● Problem
Which lines hold the word "depth"? Copy each of them.
— begin The data —
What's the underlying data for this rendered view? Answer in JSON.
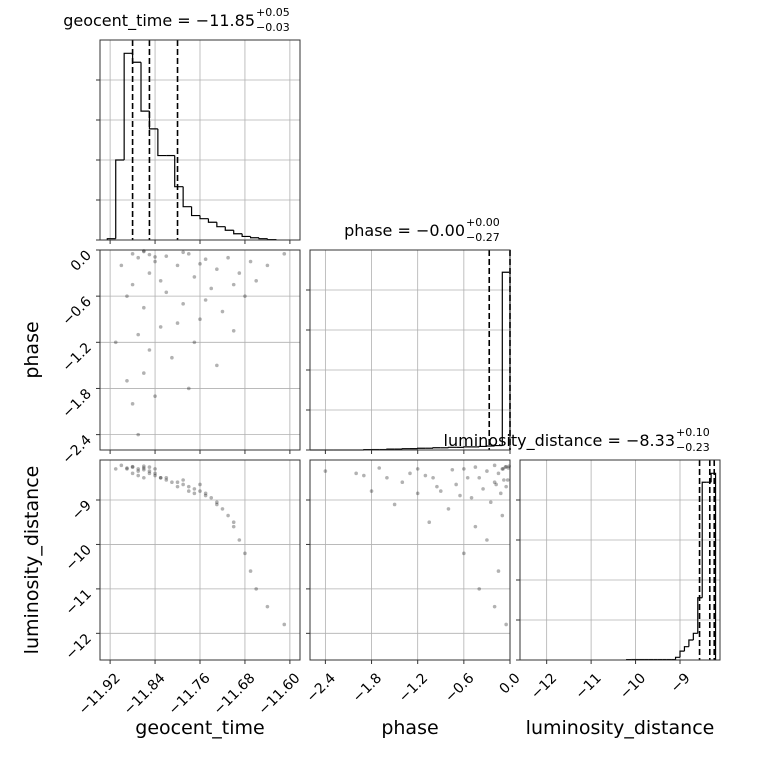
{
  "chart_data": {
    "type": "corner",
    "grid": true,
    "color": "#000000",
    "parameters": [
      {
        "name": "geocent_time",
        "title": "geocent_time = −11.85",
        "upper": "+0.05",
        "lower": "−0.03",
        "lim": [
          -11.938,
          -11.582
        ],
        "ticks": [
          {
            "value": -11.92,
            "label": "−11.92"
          },
          {
            "value": -11.84,
            "label": "−11.84"
          },
          {
            "value": -11.76,
            "label": "−11.76"
          },
          {
            "value": -11.68,
            "label": "−11.68"
          },
          {
            "value": -11.6,
            "label": "−11.60"
          }
        ],
        "quantiles": [
          -11.88,
          -11.85,
          -11.8
        ],
        "bins": [
          -11.925,
          -11.91,
          -11.895,
          -11.88,
          -11.865,
          -11.85,
          -11.835,
          -11.82,
          -11.805,
          -11.79,
          -11.775,
          -11.76,
          -11.745,
          -11.73,
          -11.715,
          -11.7,
          -11.685,
          -11.67,
          -11.655,
          -11.64,
          -11.625
        ],
        "counts": [
          3,
          180,
          420,
          400,
          290,
          250,
          190,
          190,
          120,
          75,
          55,
          48,
          40,
          30,
          22,
          14,
          8,
          5,
          3,
          1
        ]
      },
      {
        "name": "phase",
        "title": "phase = −0.00",
        "upper": "+0.00",
        "lower": "−0.27",
        "lim": [
          -2.6,
          0
        ],
        "ticks": [
          {
            "value": -2.4,
            "label": "−2.4"
          },
          {
            "value": -1.8,
            "label": "−1.8"
          },
          {
            "value": -1.2,
            "label": "−1.2"
          },
          {
            "value": -0.6,
            "label": "−0.6"
          },
          {
            "value": 0,
            "label": "0.0"
          }
        ],
        "quantiles": [
          -0.27,
          0,
          0
        ],
        "bins": [
          -2.6,
          -2.5,
          -2.4,
          -2.3,
          -2.2,
          -2.1,
          -2.0,
          -1.9,
          -1.8,
          -1.7,
          -1.6,
          -1.5,
          -1.4,
          -1.3,
          -1.2,
          -1.1,
          -1.0,
          -0.9,
          -0.8,
          -0.7,
          -0.6,
          -0.5,
          -0.4,
          -0.3,
          -0.2,
          -0.1,
          0
        ],
        "counts": [
          0,
          0,
          0,
          0,
          0,
          0,
          0,
          1,
          1,
          1,
          2,
          2,
          3,
          3,
          4,
          4,
          5,
          5,
          6,
          6,
          7,
          7,
          8,
          9,
          10,
          400
        ]
      },
      {
        "name": "luminosity_distance",
        "title": "luminosity_distance = −8.33",
        "upper": "+0.10",
        "lower": "−0.23",
        "lim": [
          -12.6,
          -8.1
        ],
        "ticks": [
          {
            "value": -12,
            "label": "−12"
          },
          {
            "value": -11,
            "label": "−11"
          },
          {
            "value": -10,
            "label": "−10"
          },
          {
            "value": -9,
            "label": "−9"
          }
        ],
        "quantiles": [
          -8.56,
          -8.33,
          -8.23
        ],
        "bins": [
          -10.2,
          -10.1,
          -10.0,
          -9.9,
          -9.8,
          -9.7,
          -9.6,
          -9.5,
          -9.4,
          -9.3,
          -9.2,
          -9.1,
          -9.0,
          -8.9,
          -8.8,
          -8.7,
          -8.6,
          -8.5,
          -8.4,
          -8.3,
          -8.2
        ],
        "counts": [
          1,
          1,
          1,
          1,
          1,
          1,
          1,
          1,
          1,
          1,
          1,
          6,
          20,
          30,
          45,
          60,
          140,
          400,
          400,
          420
        ]
      }
    ],
    "hist_ylim": [
      0,
      450
    ],
    "hist_yticks": [
      0,
      90,
      180,
      270,
      360
    ],
    "samples": [
      [
        -11.88,
        -11.87,
        -11.86,
        -11.85,
        -11.84,
        -11.89,
        -11.87,
        -11.86,
        -11.88,
        -11.83,
        -11.82,
        -11.8,
        -11.79,
        -11.78,
        -11.77,
        -11.76,
        -11.75,
        -11.74,
        -11.73,
        -11.72,
        -11.71,
        -11.7,
        -11.69,
        -11.68,
        -11.67,
        -11.66,
        -11.64,
        -11.61,
        -11.9,
        -11.88,
        -11.86,
        -11.85,
        -11.84,
        -11.87,
        -11.83,
        -11.81,
        -11.79,
        -11.77,
        -11.75,
        -11.73,
        -11.91,
        -11.89,
        -11.86,
        -11.85,
        -11.84,
        -11.82,
        -11.8,
        -11.78,
        -11.76,
        -11.7
      ],
      [
        -0.05,
        -0.1,
        -0.02,
        -0.3,
        -0.15,
        -0.6,
        -1.1,
        -1.6,
        -2.0,
        -0.4,
        -0.08,
        -0.2,
        -0.7,
        -0.05,
        -0.35,
        -0.9,
        -0.12,
        -0.5,
        -0.25,
        -0.8,
        -0.1,
        -0.45,
        -0.3,
        -0.6,
        -0.15,
        -0.4,
        -0.2,
        -0.05,
        -0.2,
        -0.45,
        -0.75,
        -1.3,
        -1.9,
        -2.4,
        -1.0,
        -1.4,
        -0.03,
        -1.2,
        -0.65,
        -1.5,
        -1.2,
        -1.7,
        -0.01,
        -0.06,
        -0.09,
        -0.55,
        -0.95,
        -1.8,
        -0.18,
        -1.05
      ],
      [
        -8.25,
        -8.3,
        -8.28,
        -8.35,
        -8.4,
        -8.3,
        -8.45,
        -8.5,
        -8.4,
        -8.5,
        -8.55,
        -8.6,
        -8.65,
        -8.7,
        -8.75,
        -8.8,
        -8.85,
        -8.95,
        -9.05,
        -9.2,
        -9.35,
        -9.6,
        -9.9,
        -10.2,
        -10.6,
        -11.0,
        -11.4,
        -11.8,
        -8.22,
        -8.26,
        -8.32,
        -8.4,
        -8.45,
        -8.35,
        -8.5,
        -8.6,
        -8.55,
        -8.85,
        -8.9,
        -9.1,
        -8.3,
        -8.28,
        -8.24,
        -8.26,
        -8.3,
        -8.5,
        -8.7,
        -8.8,
        -8.65,
        -9.5
      ]
    ]
  }
}
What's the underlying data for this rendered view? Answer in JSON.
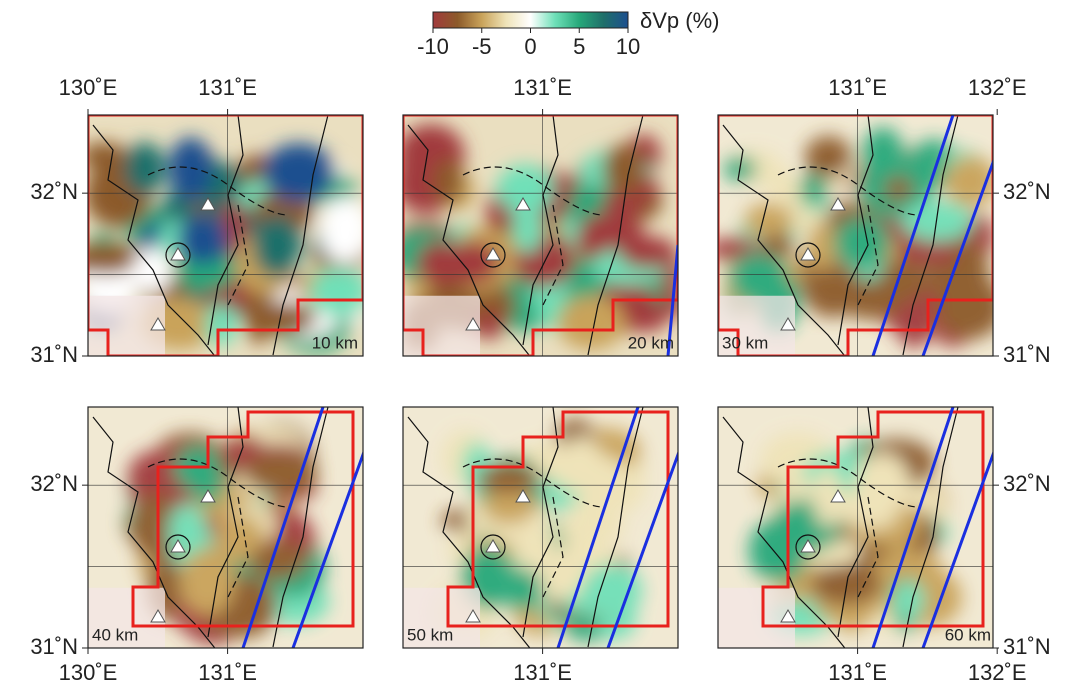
{
  "colorbar": {
    "label": "δVp (%)",
    "lim": [
      -10,
      10
    ],
    "ticks": [
      -10,
      -5,
      0,
      5,
      10
    ],
    "colors": [
      "#a13a3c",
      "#8c5a2a",
      "#c9a35a",
      "#efe3b8",
      "#ffffff",
      "#6fe0b8",
      "#27a87a",
      "#1f6f6a",
      "#1d4f8f"
    ]
  },
  "map": {
    "xlim": [
      130,
      131.97
    ],
    "ylim": [
      31,
      32.48
    ]
  },
  "panels": [
    {
      "depth": "10 km",
      "top_ticks": [
        {
          "value": 130,
          "label": "130˚E"
        },
        {
          "value": 131,
          "label": "131˚E"
        }
      ],
      "left_ticks": [
        {
          "value": 32,
          "label": "32˚N"
        },
        {
          "value": 31,
          "label": "31˚N"
        }
      ]
    },
    {
      "depth": "20 km",
      "top_ticks": [
        {
          "value": 131,
          "label": "131˚E"
        }
      ]
    },
    {
      "depth": "30 km",
      "top_ticks": [
        {
          "value": 131,
          "label": "131˚E"
        },
        {
          "value": 132,
          "label": "132˚E"
        }
      ],
      "right_ticks": [
        {
          "value": 32,
          "label": "32˚N"
        },
        {
          "value": 31,
          "label": "31˚N"
        }
      ]
    },
    {
      "depth": "40 km",
      "bottom_ticks": [
        {
          "value": 130,
          "label": "130˚E"
        },
        {
          "value": 131,
          "label": "131˚E"
        }
      ],
      "left_ticks": [
        {
          "value": 32,
          "label": "32˚N"
        },
        {
          "value": 31,
          "label": "31˚N"
        }
      ]
    },
    {
      "depth": "50 km",
      "bottom_ticks": [
        {
          "value": 131,
          "label": "131˚E"
        }
      ]
    },
    {
      "depth": "60 km",
      "bottom_ticks": [
        {
          "value": 131,
          "label": "131˚E"
        },
        {
          "value": 132,
          "label": "132˚E"
        }
      ],
      "right_ticks": [
        {
          "value": 32,
          "label": "32˚N"
        },
        {
          "value": 31,
          "label": "31˚N"
        }
      ]
    }
  ]
}
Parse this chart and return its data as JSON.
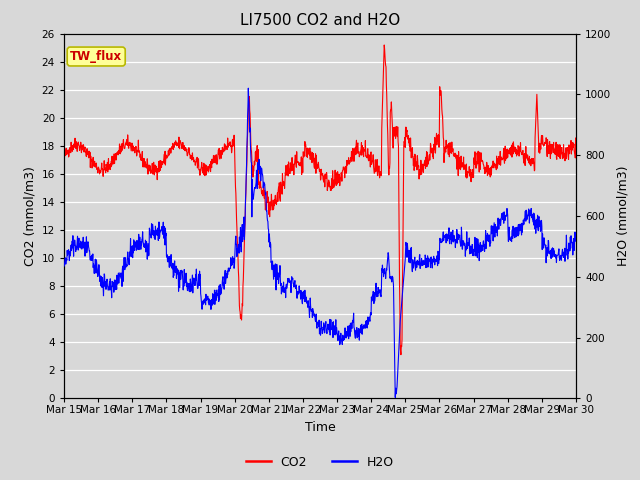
— end The data —
● Result for this exercise
      "depth": "10 km",
      "depth": "20 km",
      "depth": "30 km",
      "depth": "40 km",
      "depth": "50 km",
      "depth": "60 km",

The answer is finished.